* [REQUIREMENT]: Take every line that has the string "Clear" and copy it out.

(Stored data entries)
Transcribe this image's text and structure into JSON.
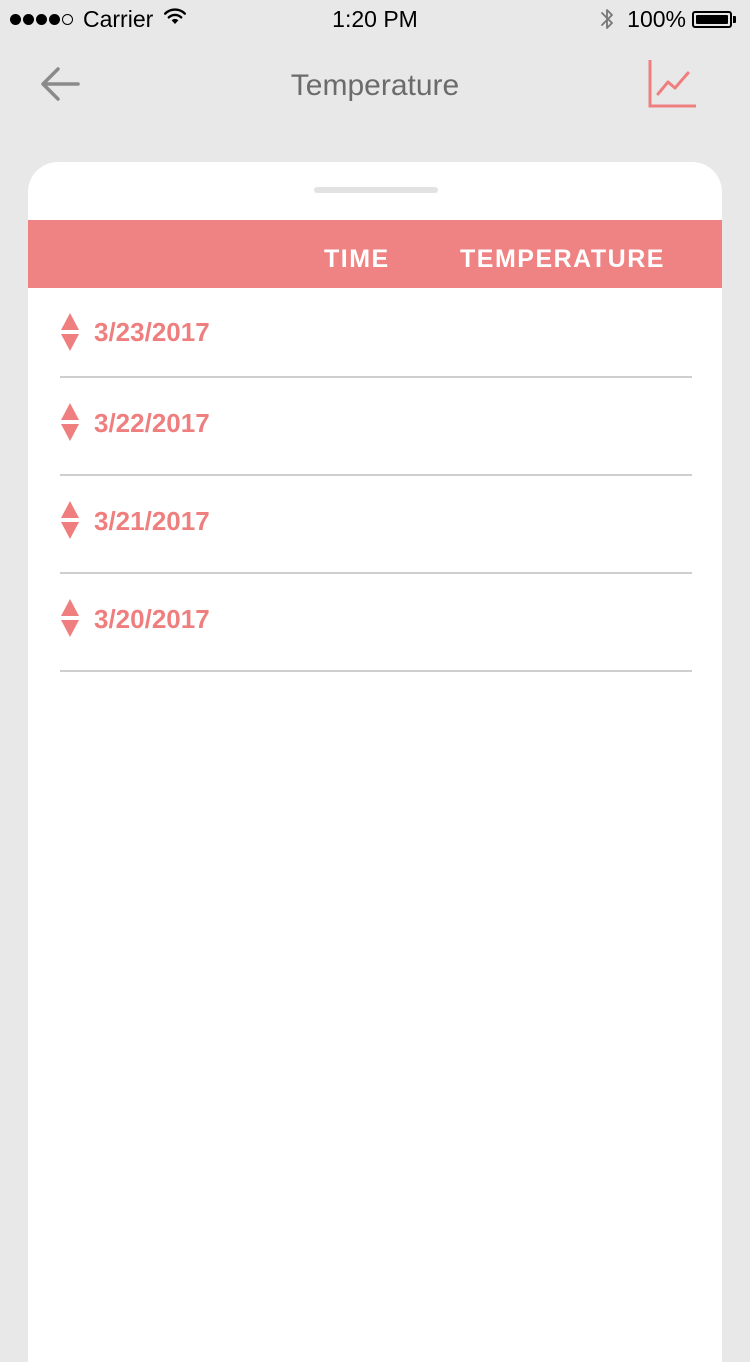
{
  "status_bar": {
    "carrier": "Carrier",
    "time": "1:20 PM",
    "battery": "100%",
    "signal_bars_filled": 4,
    "signal_bars_total": 5
  },
  "nav": {
    "title": "Temperature",
    "back_icon": "arrow-left-icon",
    "chart_icon": "line-chart-icon"
  },
  "table": {
    "headers": {
      "time": "TIME",
      "temperature": "TEMPERATURE"
    },
    "rows": [
      {
        "date": "3/23/2017"
      },
      {
        "date": "3/22/2017"
      },
      {
        "date": "3/21/2017"
      },
      {
        "date": "3/20/2017"
      }
    ]
  },
  "colors": {
    "accent": "#ef8383",
    "date_text": "#ef7f7f",
    "background": "#e8e8e8",
    "card": "#ffffff",
    "divider": "#cfcfcf"
  }
}
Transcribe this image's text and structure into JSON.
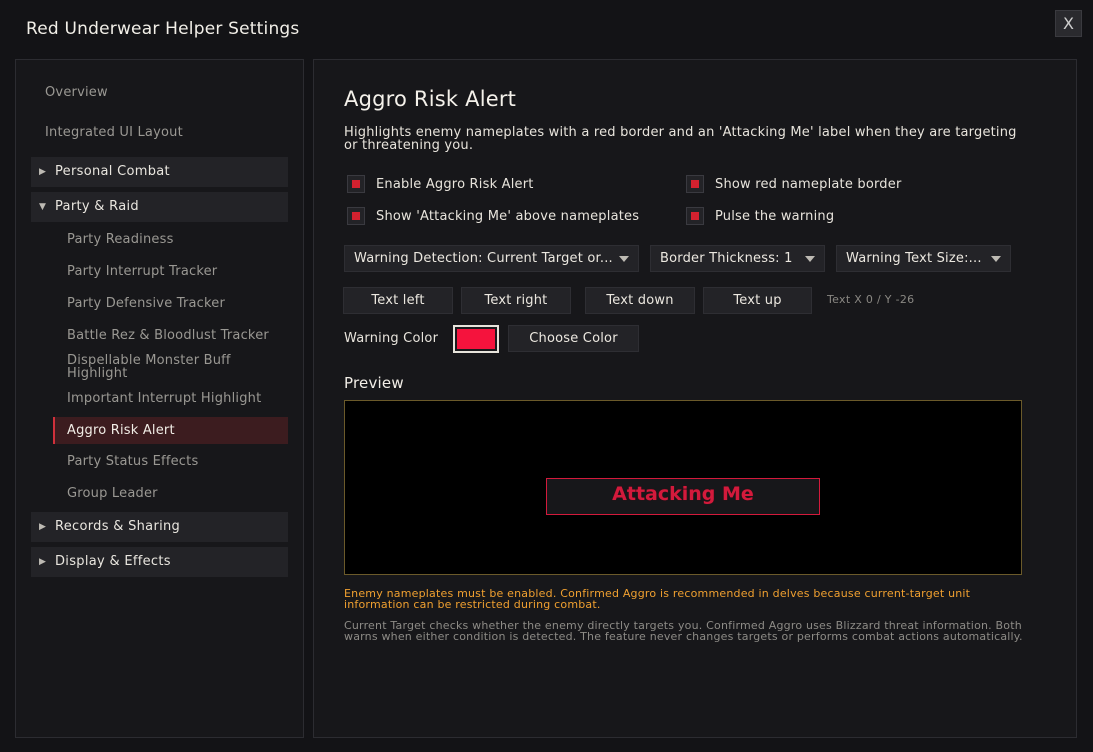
{
  "window": {
    "title": "Red Underwear Helper Settings",
    "close_label": "X"
  },
  "sidebar": {
    "top_items": [
      "Overview",
      "Integrated UI Layout"
    ],
    "groups": [
      {
        "label": "Personal Combat",
        "expanded": false
      },
      {
        "label": "Party & Raid",
        "expanded": true
      },
      {
        "label": "Records & Sharing",
        "expanded": false
      },
      {
        "label": "Display & Effects",
        "expanded": false
      }
    ],
    "party_raid_items": [
      "Party Readiness",
      "Party Interrupt Tracker",
      "Party Defensive Tracker",
      "Battle Rez & Bloodlust Tracker",
      "Dispellable Monster Buff Highlight",
      "Important Interrupt Highlight",
      "Aggro Risk Alert",
      "Party Status Effects",
      "Group Leader"
    ],
    "active_item": "Aggro Risk Alert"
  },
  "main": {
    "title": "Aggro Risk Alert",
    "description": "Highlights enemy nameplates with a red border and an 'Attacking Me' label when they are targeting or threatening you.",
    "checkboxes": [
      {
        "label": "Enable Aggro Risk Alert",
        "checked": true
      },
      {
        "label": "Show red nameplate border",
        "checked": true
      },
      {
        "label": "Show 'Attacking Me' above nameplates",
        "checked": true
      },
      {
        "label": "Pulse the warning",
        "checked": true
      }
    ],
    "dropdowns": [
      {
        "label": "Warning Detection: Current Target or..."
      },
      {
        "label": "Border Thickness: 1"
      },
      {
        "label": "Warning Text Size:..."
      }
    ],
    "buttons": [
      "Text left",
      "Text right",
      "Text down",
      "Text up"
    ],
    "offset_label": "Text X 0 / Y -26",
    "warning_color_label": "Warning Color",
    "warning_color": "#f5133d",
    "choose_color_label": "Choose Color",
    "preview_title": "Preview",
    "preview_text": "Attacking Me",
    "warning_note": "Enemy nameplates must be enabled. Confirmed Aggro is recommended in delves because current-target unit information can be restricted during combat.",
    "info_note": "Current Target checks whether the enemy directly targets you. Confirmed Aggro uses Blizzard threat information. Both warns when either condition is detected. The feature never changes targets or performs combat actions automatically."
  },
  "colors": {
    "accent_red": "#d3212f",
    "warning_orange": "#f0a030",
    "preview_border": "#6b5a2a"
  }
}
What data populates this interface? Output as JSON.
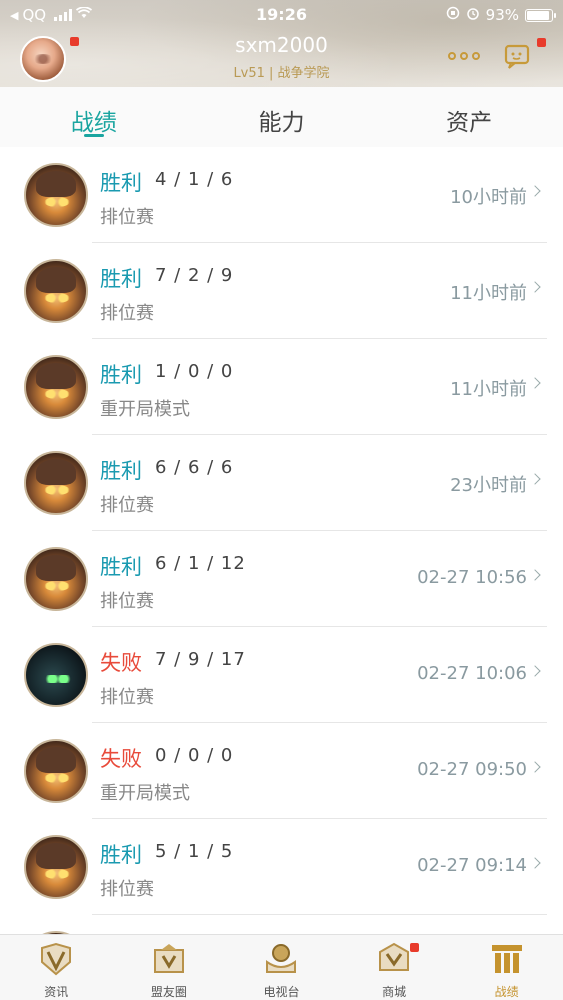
{
  "status_bar": {
    "carrier": "QQ",
    "time": "19:26",
    "battery": "93%",
    "battery_level": 0.93
  },
  "header": {
    "username": "sxm2000",
    "level_info": "Lv51 | 战争学院"
  },
  "tabs": [
    {
      "label": "战绩",
      "active": true
    },
    {
      "label": "能力",
      "active": false
    },
    {
      "label": "资产",
      "active": false
    }
  ],
  "matches": [
    {
      "result": "胜利",
      "outcome": "win",
      "kda": "4 / 1 / 6",
      "mode": "排位赛",
      "time": "10小时前",
      "hero": "teemo-ish"
    },
    {
      "result": "胜利",
      "outcome": "win",
      "kda": "7 / 2 / 9",
      "mode": "排位赛",
      "time": "11小时前",
      "hero": "teemo-ish"
    },
    {
      "result": "胜利",
      "outcome": "win",
      "kda": "1 / 0 / 0",
      "mode": "重开局模式",
      "time": "11小时前",
      "hero": "teemo-ish"
    },
    {
      "result": "胜利",
      "outcome": "win",
      "kda": "6 / 6 / 6",
      "mode": "排位赛",
      "time": "23小时前",
      "hero": "teemo-ish"
    },
    {
      "result": "胜利",
      "outcome": "win",
      "kda": "6 / 1 / 12",
      "mode": "排位赛",
      "time": "02-27 10:56",
      "hero": "teemo-ish"
    },
    {
      "result": "失败",
      "outcome": "lose",
      "kda": "7 / 9 / 17",
      "mode": "排位赛",
      "time": "02-27 10:06",
      "hero": "dark"
    },
    {
      "result": "失败",
      "outcome": "lose",
      "kda": "0 / 0 / 0",
      "mode": "重开局模式",
      "time": "02-27 09:50",
      "hero": "teemo-ish"
    },
    {
      "result": "胜利",
      "outcome": "win",
      "kda": "5 / 1 / 5",
      "mode": "排位赛",
      "time": "02-27 09:14",
      "hero": "teemo-ish"
    }
  ],
  "bottom_nav": [
    {
      "label": "资讯",
      "icon": "news-icon",
      "active": false,
      "badge": false
    },
    {
      "label": "盟友圈",
      "icon": "friends-circle-icon",
      "active": false,
      "badge": false
    },
    {
      "label": "电视台",
      "icon": "tv-icon",
      "active": false,
      "badge": false
    },
    {
      "label": "商城",
      "icon": "store-icon",
      "active": false,
      "badge": true
    },
    {
      "label": "战绩",
      "icon": "record-icon",
      "active": true,
      "badge": false
    }
  ],
  "colors": {
    "accent": "#1aa5a0",
    "win": "#1a9ab0",
    "lose": "#e84a3a",
    "gold": "#c5932e"
  }
}
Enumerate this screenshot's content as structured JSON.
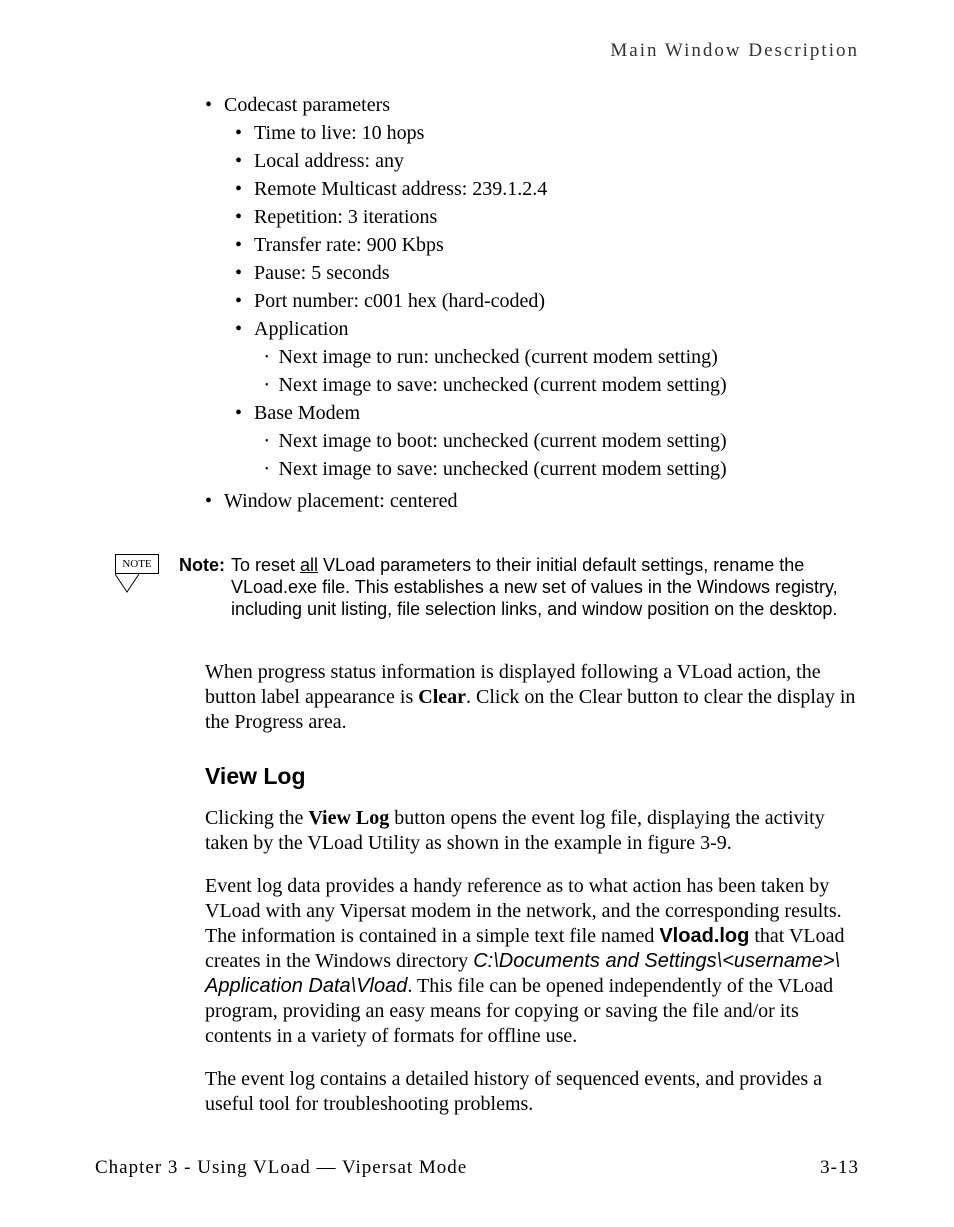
{
  "header": "Main Window Description",
  "bullets": {
    "codecast": "Codecast parameters",
    "codecast_items": {
      "ttl": "Time to live: 10 hops",
      "local": "Local address: any",
      "remote": "Remote Multicast address: 239.1.2.4",
      "repetition": "Repetition: 3 iterations",
      "rate": "Transfer rate: 900 Kbps",
      "pause": "Pause: 5 seconds",
      "port": "Port number: c001 hex (hard-coded)",
      "application": "Application",
      "app_run": "Next image to run: unchecked (current modem setting)",
      "app_save": "Next image to save: unchecked (current modem setting)",
      "basemodem": "Base Modem",
      "bm_boot": "Next image to boot: unchecked (current modem setting)",
      "bm_save": "Next image to save: unchecked (current modem setting)"
    },
    "window": "Window placement: centered"
  },
  "note": {
    "iconLabel": "NOTE",
    "label": "Note:",
    "text1": "To reset ",
    "all": "all",
    "text2": " VLoad parameters to their initial default settings, rename the VLoad.exe file. This establishes a new set of values in the Windows registry, including unit listing, file selection links, and window position on the desktop."
  },
  "para1a": "When progress status information is displayed following a VLoad action, the button label appearance is ",
  "para1_clear": "Clear",
  "para1b": ". Click on the Clear button to clear the display in the Progress area.",
  "heading": "View Log",
  "para2a": "Clicking the ",
  "para2_viewlog": "View Log",
  "para2b": " button opens the event log file, displaying the activity taken by the VLoad Utility as shown in the example in figure 3-9.",
  "para3a": "Event log data provides a handy reference as to what action has been taken by VLoad with any Vipersat modem in the network, and the corresponding results. The information is contained in a simple text file named ",
  "para3_vloadlog": "Vload.log",
  "para3b": " that VLoad creates in the Windows directory ",
  "para3_path": "C:\\Documents and Settings\\<username>\\ Application Data\\Vload",
  "para3c": ". This file can be opened independently of the VLoad program, providing an easy means for copying or saving the file and/or its contents in a variety of formats for offline use.",
  "para4": "The event log contains a detailed history of sequenced events, and provides a useful tool for troubleshooting problems.",
  "footer": {
    "left": "Chapter 3 - Using VLoad — Vipersat Mode",
    "right": "3-13"
  }
}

* [TASK OUTPUT]:
  "para1_clear": "Clear",
  "para1b": ". Click on the Clear button to clear the display in the Progress area.",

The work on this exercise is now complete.